#### INPUT DATA
┄┄┄┄┄┄┄┄┄┄

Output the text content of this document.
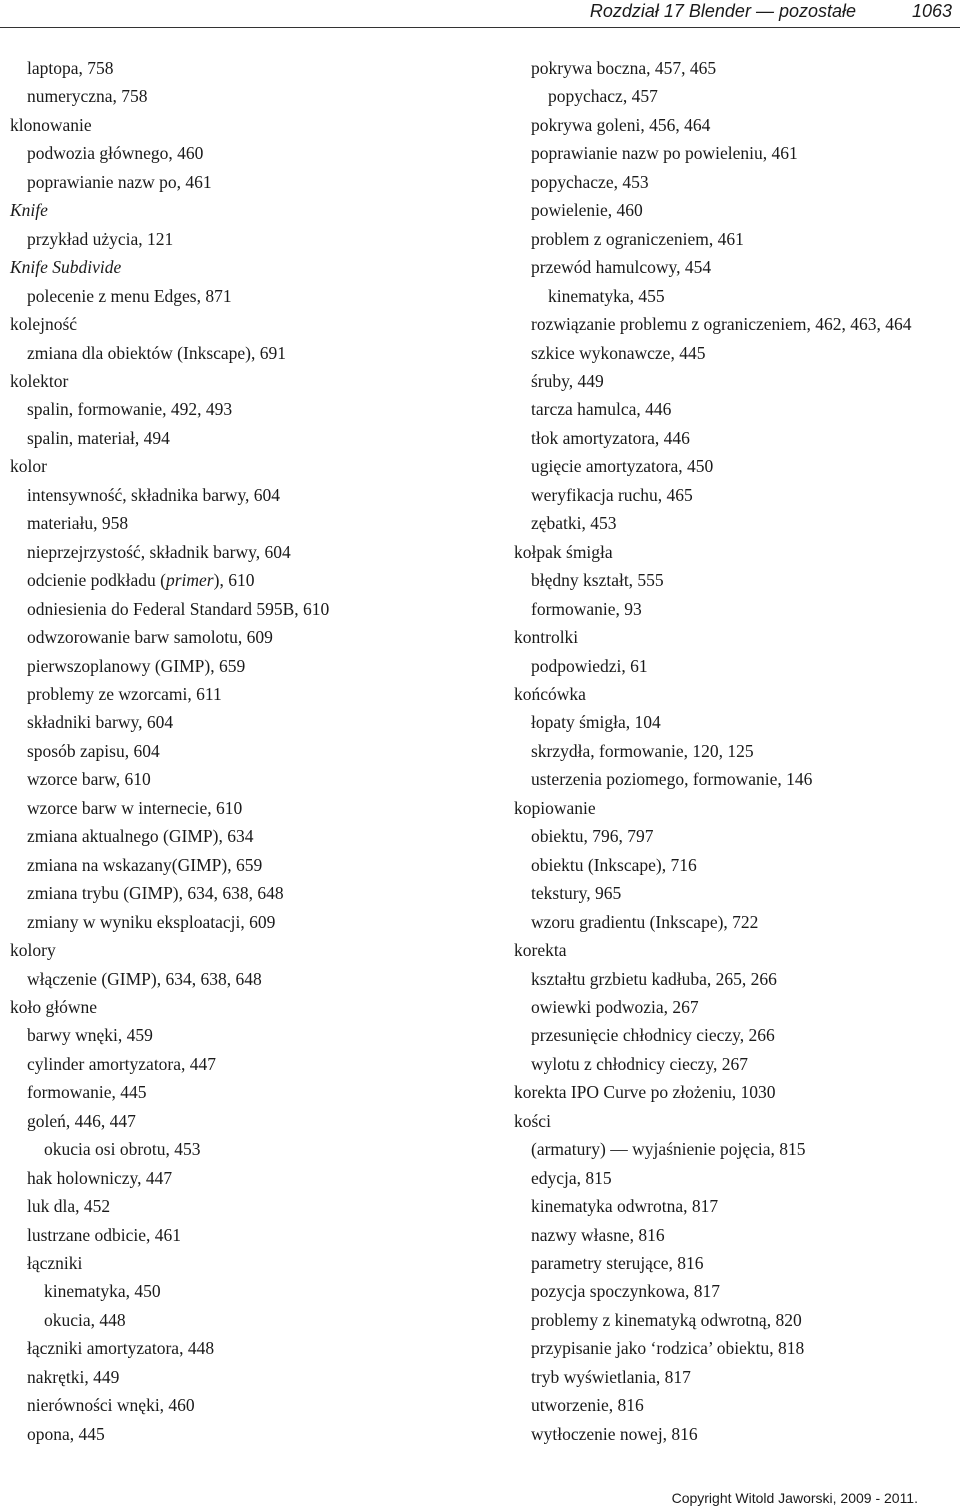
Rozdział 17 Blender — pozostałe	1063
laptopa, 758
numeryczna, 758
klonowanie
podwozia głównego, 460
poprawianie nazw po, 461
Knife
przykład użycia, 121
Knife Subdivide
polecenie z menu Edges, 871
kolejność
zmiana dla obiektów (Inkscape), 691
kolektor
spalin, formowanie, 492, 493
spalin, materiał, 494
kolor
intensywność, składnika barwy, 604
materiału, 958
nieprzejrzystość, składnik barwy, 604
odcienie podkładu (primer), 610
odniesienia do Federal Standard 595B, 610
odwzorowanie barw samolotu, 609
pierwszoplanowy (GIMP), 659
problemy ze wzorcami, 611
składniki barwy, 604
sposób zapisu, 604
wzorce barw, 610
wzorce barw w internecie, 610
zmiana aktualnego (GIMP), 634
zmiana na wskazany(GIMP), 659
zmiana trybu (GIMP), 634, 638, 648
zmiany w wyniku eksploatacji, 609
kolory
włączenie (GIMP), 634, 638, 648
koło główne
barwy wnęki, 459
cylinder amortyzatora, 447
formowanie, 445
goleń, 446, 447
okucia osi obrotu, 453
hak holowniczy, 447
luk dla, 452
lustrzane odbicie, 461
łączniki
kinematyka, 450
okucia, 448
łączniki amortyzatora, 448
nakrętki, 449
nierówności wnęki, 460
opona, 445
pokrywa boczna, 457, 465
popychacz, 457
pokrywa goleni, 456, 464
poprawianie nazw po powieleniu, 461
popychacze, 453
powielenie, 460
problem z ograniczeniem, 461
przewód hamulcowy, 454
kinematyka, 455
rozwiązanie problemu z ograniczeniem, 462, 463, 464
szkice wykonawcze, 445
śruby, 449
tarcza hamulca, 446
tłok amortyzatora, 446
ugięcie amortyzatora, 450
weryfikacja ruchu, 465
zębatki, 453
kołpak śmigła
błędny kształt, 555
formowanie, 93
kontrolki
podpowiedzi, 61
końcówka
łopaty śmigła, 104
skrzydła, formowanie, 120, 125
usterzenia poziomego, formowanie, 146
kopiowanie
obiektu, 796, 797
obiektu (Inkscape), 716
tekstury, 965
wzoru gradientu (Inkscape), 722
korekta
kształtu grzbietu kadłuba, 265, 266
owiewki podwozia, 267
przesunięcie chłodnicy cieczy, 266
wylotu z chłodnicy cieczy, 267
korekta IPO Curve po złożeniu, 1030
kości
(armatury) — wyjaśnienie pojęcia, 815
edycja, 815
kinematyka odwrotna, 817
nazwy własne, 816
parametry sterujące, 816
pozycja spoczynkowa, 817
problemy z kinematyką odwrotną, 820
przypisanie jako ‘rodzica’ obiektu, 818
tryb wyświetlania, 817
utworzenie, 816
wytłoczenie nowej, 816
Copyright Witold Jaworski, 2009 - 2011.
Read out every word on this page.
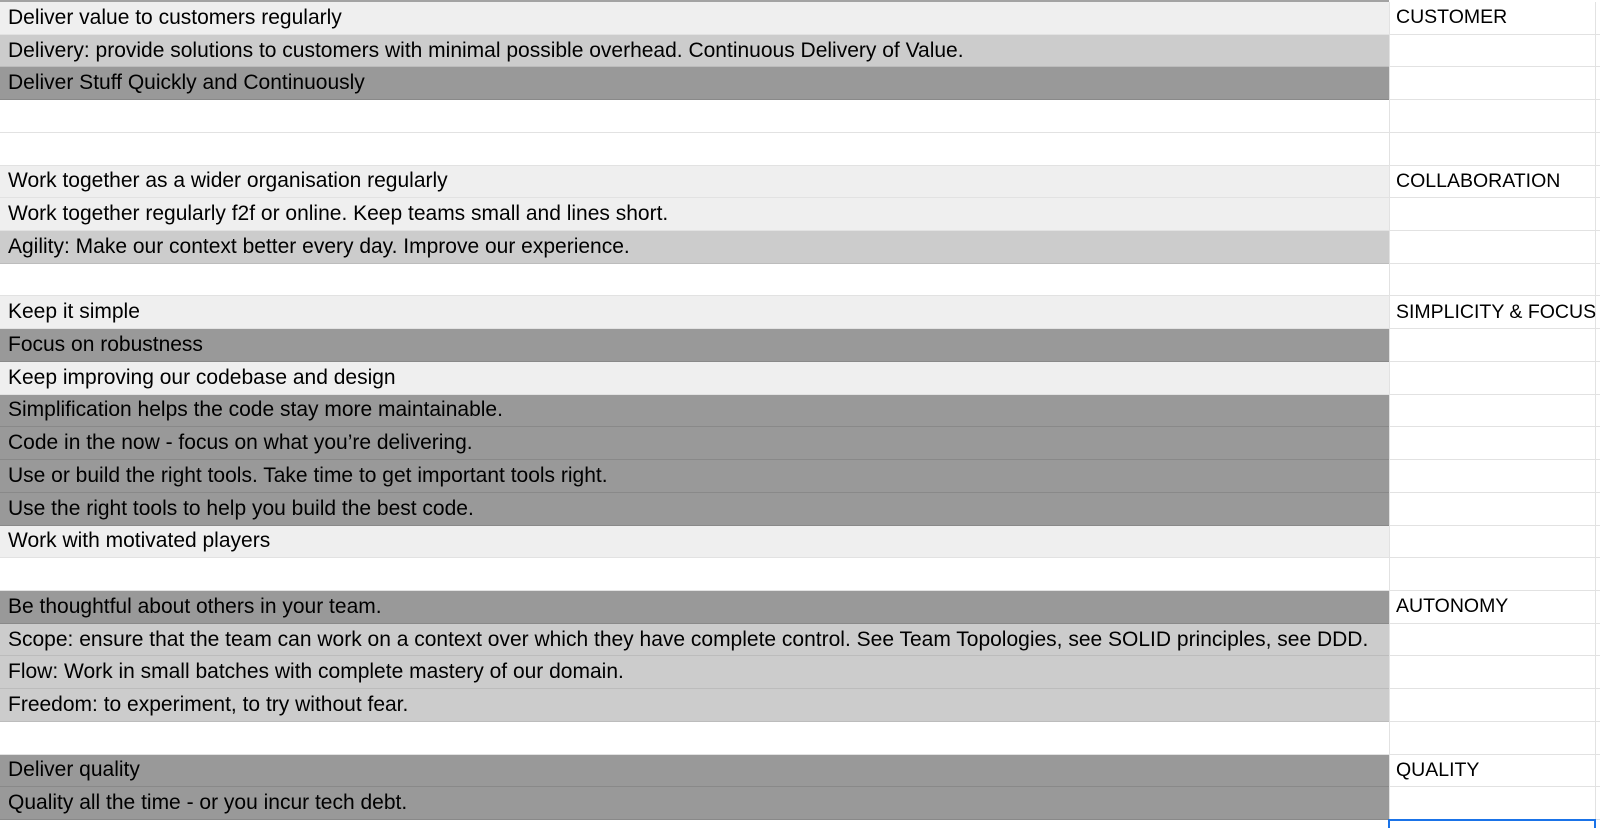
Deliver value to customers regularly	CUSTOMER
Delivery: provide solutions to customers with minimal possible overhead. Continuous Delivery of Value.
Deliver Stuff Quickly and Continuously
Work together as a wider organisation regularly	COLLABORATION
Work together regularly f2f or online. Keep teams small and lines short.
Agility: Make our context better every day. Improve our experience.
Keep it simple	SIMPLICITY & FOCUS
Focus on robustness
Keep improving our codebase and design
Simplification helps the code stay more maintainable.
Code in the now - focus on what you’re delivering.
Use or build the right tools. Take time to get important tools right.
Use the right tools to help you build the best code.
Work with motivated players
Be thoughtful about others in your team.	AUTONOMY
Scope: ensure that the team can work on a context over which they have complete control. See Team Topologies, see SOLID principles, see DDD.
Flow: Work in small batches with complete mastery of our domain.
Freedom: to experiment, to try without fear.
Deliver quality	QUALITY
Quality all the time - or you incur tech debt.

┄┄┄┄┄┄┄┄┄┄

#### YOUR TASK
Extract every line that has the string "formowanie" in it.

#### SOLUTION BELOW
spalin, formowanie, 492, 493
formowanie, 445
formowanie, 93
skrzydła, formowanie, 120, 125
usterzenia poziomego, formowanie, 146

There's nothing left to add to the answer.